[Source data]
========================

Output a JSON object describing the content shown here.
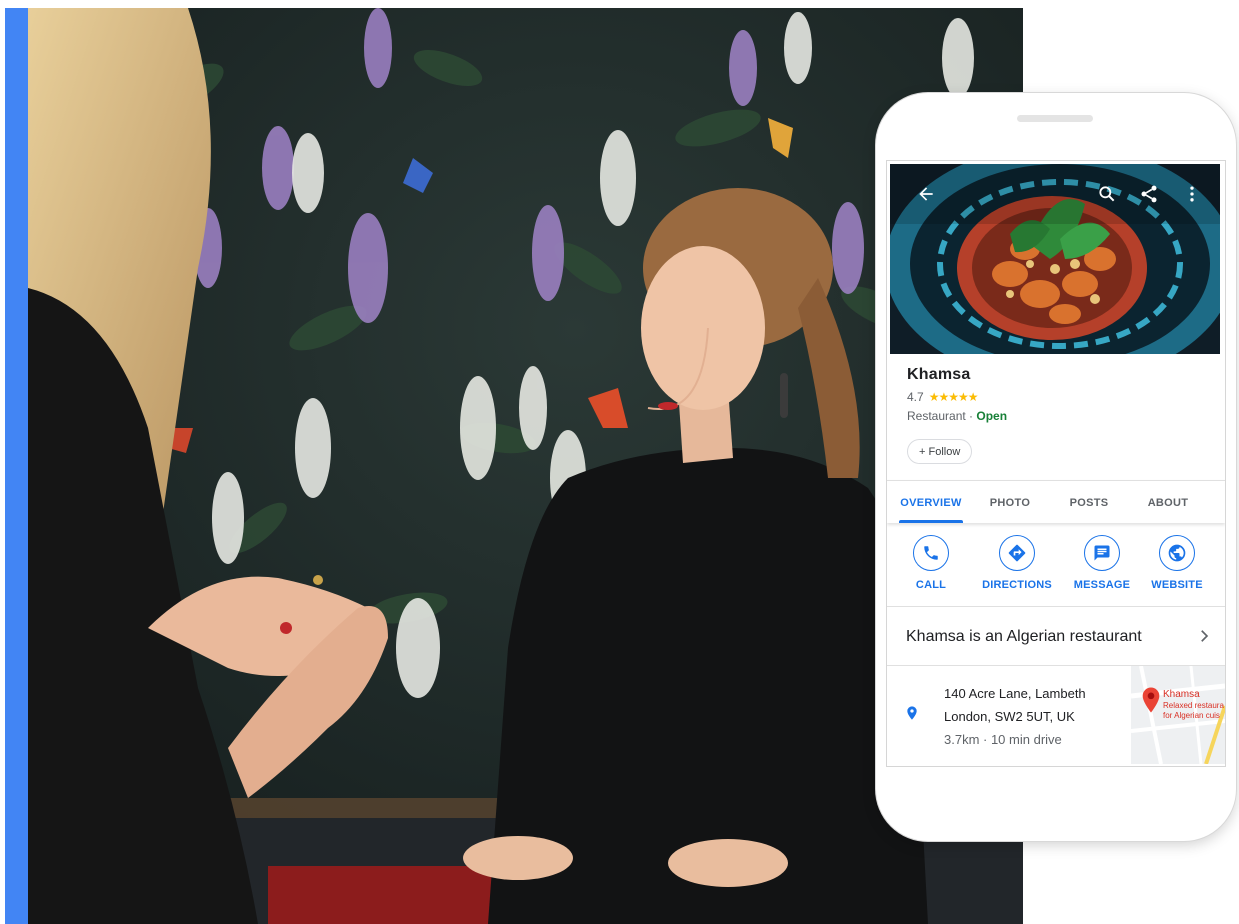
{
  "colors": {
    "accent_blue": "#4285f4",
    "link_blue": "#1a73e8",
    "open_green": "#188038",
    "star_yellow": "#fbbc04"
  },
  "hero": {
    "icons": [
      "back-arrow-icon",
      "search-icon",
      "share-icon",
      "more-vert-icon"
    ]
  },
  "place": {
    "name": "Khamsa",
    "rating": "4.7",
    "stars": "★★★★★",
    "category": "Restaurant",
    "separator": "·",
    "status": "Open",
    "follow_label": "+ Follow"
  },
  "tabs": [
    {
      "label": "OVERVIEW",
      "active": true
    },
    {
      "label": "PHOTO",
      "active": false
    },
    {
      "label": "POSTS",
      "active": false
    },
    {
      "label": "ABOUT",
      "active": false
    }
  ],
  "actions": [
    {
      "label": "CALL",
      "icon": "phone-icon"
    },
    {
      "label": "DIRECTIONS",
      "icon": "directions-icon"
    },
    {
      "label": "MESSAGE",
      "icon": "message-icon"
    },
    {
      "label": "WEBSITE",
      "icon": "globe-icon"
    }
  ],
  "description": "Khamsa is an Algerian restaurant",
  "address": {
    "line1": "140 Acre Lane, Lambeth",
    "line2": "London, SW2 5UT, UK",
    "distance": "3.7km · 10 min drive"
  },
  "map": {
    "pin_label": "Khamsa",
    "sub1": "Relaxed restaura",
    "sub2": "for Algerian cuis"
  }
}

========================

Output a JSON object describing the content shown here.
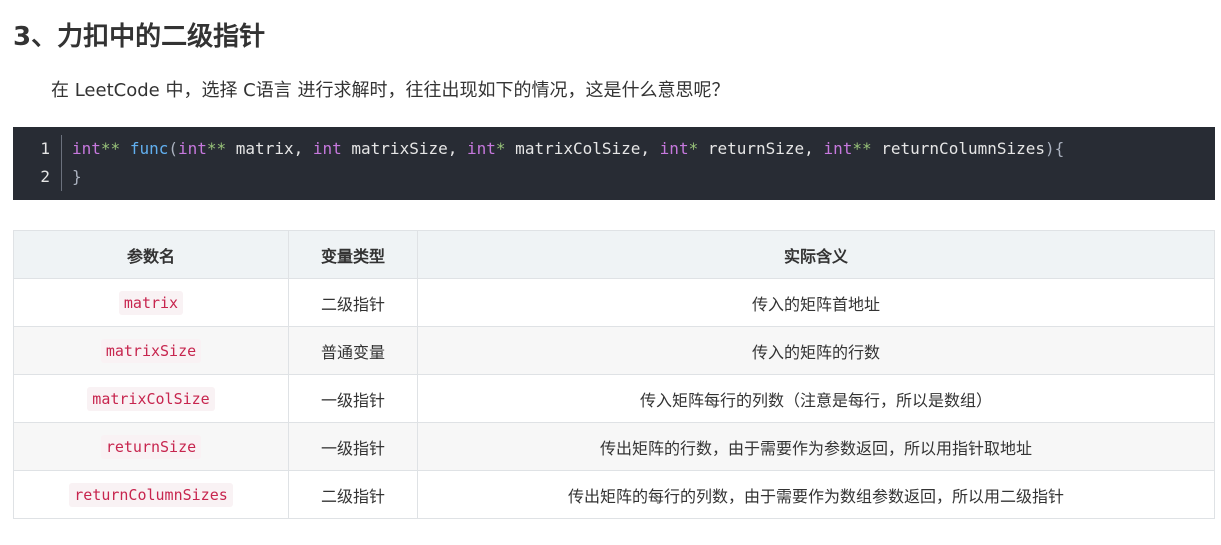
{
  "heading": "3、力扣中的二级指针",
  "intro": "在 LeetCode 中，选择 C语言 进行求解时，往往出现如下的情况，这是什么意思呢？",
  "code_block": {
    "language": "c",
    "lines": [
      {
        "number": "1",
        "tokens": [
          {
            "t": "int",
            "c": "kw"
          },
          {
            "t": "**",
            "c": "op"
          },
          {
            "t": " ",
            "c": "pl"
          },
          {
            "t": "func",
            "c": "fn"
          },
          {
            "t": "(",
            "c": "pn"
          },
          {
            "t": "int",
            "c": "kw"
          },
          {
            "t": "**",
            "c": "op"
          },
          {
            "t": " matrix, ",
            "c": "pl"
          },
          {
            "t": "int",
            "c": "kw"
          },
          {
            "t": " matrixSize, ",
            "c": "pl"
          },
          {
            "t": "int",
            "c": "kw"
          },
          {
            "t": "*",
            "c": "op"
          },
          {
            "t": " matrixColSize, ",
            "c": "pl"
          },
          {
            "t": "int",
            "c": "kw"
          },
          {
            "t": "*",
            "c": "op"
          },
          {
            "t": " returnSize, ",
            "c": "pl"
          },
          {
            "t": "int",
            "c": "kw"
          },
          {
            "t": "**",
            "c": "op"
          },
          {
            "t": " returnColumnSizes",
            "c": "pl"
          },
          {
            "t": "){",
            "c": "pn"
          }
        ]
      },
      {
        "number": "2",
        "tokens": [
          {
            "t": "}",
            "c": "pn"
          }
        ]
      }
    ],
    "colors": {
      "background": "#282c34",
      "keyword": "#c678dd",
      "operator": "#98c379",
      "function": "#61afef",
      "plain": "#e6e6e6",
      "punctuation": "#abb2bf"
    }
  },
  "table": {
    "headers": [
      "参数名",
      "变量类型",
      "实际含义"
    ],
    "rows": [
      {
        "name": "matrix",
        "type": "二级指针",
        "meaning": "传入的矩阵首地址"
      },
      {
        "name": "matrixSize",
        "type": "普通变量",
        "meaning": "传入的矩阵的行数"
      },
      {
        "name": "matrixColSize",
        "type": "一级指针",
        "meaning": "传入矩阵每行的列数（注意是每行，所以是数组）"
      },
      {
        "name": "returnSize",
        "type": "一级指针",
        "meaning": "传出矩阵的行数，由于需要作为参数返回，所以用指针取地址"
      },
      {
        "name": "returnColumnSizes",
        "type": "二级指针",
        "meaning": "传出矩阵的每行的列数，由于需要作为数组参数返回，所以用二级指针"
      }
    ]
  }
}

========================

* SET PROBLEM *
Scan the data above and copy every line with "name" in it.

* WRITTEN SOLUTION *
    "name": "Khamsa",
        "name": "matrix",
        "name": "matrixSize",
        "name": "matrixColSize",
        "name": "returnSize",
        "name": "returnColumnSizes",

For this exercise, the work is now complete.